─── Records shown
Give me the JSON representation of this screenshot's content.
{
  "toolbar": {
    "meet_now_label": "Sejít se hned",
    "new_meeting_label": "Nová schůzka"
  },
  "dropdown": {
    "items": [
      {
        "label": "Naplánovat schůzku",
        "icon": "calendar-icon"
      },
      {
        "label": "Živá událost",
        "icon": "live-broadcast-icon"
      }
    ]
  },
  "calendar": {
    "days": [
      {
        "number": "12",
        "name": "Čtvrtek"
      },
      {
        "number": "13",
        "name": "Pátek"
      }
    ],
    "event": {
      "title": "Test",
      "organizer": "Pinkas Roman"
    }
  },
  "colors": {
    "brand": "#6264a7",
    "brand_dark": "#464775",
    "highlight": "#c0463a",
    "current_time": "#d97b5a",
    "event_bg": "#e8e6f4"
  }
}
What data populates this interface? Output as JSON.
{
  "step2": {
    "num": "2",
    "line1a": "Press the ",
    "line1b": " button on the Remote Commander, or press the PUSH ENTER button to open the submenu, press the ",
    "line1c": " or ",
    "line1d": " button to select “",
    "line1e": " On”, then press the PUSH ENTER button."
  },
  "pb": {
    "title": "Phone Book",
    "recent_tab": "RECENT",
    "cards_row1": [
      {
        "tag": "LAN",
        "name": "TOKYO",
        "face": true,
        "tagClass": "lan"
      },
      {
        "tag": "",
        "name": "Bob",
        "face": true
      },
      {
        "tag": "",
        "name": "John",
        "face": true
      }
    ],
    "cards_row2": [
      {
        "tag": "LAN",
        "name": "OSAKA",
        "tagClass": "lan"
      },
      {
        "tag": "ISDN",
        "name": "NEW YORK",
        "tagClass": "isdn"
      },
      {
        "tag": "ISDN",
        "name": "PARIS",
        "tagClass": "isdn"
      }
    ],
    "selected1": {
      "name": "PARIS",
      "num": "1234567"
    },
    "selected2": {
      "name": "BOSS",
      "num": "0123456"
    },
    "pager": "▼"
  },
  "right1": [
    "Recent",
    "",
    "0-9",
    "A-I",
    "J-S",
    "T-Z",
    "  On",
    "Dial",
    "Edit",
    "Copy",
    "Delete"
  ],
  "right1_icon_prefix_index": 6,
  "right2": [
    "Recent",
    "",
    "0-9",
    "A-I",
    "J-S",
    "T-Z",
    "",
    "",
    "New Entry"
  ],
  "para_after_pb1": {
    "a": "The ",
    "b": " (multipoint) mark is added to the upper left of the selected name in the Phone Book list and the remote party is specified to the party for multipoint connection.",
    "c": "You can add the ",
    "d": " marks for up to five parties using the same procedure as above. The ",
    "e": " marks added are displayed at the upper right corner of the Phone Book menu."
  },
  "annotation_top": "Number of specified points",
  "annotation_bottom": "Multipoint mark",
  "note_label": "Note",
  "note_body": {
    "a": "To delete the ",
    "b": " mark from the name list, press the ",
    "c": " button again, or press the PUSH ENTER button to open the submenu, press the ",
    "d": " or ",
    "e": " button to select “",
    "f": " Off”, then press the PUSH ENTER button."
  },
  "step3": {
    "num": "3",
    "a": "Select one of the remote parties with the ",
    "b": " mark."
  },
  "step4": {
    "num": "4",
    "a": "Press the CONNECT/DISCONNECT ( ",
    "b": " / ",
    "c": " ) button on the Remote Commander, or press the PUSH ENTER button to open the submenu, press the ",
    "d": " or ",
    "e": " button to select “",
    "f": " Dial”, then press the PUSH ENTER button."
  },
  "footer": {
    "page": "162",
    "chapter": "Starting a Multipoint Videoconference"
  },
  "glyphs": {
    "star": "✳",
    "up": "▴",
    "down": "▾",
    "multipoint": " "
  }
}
──────
→ **Work to do**
Select every line where the word "specified" occurs.

→ **Correct answer**
    "b": " (multipoint) mark is added to the upper left of the selected name in the Phone Book list and the remote party is specified to the party for multipoint connection.",
  "annotation_top": "Number of specified points",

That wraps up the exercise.